▶ _Aim of the exercise_
Which lines hold the word "this"? Show each of them.

-- Begin Records for the task --

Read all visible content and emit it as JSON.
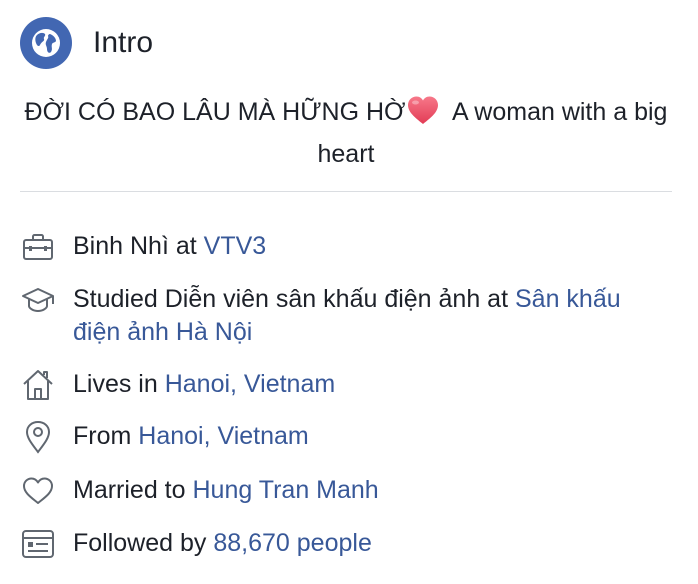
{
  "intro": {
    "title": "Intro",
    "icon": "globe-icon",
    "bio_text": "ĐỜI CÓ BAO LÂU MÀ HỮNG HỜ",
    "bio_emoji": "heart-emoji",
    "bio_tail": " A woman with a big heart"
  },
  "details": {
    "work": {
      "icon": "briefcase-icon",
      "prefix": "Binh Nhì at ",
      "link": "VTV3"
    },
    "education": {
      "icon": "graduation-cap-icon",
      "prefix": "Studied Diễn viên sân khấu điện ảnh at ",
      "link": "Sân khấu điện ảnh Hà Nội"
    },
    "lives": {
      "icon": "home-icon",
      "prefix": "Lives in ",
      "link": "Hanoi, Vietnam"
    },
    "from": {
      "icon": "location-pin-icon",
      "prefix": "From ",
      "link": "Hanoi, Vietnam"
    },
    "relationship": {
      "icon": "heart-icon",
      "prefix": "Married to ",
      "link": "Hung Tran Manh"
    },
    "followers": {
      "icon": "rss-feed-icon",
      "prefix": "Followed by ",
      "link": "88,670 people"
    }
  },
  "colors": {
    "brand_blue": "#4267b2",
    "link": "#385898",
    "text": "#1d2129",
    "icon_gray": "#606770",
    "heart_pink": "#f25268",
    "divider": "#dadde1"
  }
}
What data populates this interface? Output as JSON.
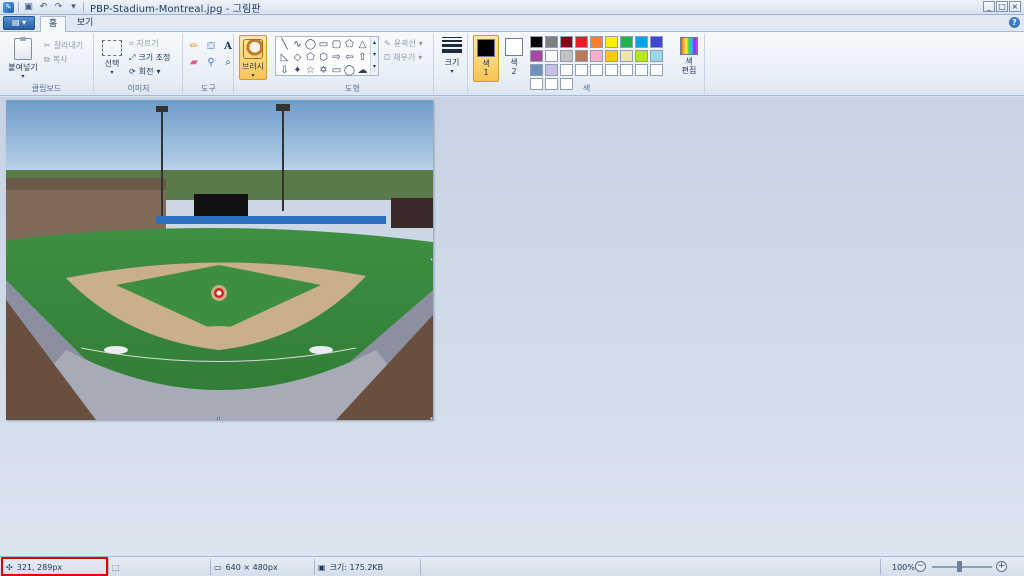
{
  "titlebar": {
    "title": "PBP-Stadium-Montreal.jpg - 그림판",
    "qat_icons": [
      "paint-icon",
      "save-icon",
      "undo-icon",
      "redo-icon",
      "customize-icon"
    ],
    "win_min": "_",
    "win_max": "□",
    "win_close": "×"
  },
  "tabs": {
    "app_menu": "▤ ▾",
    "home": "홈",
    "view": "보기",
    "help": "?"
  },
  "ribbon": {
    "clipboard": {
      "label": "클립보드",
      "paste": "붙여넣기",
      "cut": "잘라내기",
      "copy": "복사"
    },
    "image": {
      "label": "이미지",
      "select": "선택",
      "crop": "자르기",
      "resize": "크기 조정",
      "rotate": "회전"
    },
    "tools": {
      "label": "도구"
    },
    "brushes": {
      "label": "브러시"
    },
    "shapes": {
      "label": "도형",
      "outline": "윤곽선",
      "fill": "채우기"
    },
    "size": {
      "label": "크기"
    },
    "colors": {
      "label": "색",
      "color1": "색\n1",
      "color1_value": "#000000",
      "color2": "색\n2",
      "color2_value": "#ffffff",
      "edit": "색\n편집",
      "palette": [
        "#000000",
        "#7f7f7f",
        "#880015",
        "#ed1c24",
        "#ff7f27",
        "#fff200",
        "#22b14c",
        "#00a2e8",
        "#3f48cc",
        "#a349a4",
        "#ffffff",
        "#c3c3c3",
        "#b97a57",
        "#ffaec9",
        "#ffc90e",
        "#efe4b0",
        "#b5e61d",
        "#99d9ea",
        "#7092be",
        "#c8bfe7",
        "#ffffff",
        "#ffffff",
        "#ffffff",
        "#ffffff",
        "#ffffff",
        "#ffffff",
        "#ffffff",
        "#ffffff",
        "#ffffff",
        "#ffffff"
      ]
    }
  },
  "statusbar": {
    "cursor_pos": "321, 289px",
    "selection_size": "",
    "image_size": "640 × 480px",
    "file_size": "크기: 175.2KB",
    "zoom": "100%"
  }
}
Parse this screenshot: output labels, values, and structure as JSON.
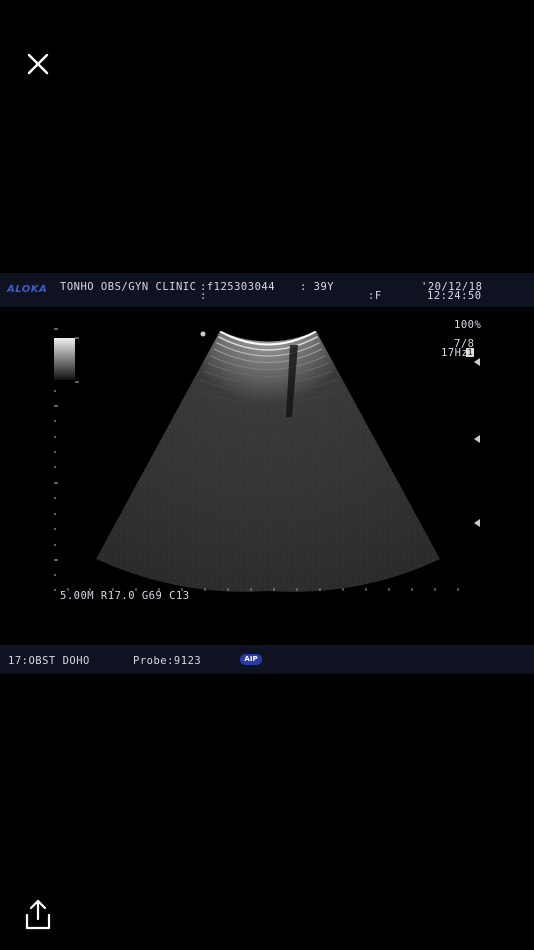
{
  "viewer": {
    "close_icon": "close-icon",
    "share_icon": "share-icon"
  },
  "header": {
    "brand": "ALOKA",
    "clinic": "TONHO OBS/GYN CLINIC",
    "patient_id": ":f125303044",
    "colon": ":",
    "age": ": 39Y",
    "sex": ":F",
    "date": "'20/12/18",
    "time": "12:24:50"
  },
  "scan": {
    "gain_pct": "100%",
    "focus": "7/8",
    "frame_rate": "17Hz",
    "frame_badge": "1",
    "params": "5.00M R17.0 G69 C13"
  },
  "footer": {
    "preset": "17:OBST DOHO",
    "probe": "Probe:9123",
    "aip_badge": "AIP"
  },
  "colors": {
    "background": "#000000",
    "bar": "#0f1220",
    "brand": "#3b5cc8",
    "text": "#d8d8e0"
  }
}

-- End Records for the task --

▶ _Expected output_
What data populates this interface? Output as JSON.
Parse this screenshot: output labels, values, and structure as JSON.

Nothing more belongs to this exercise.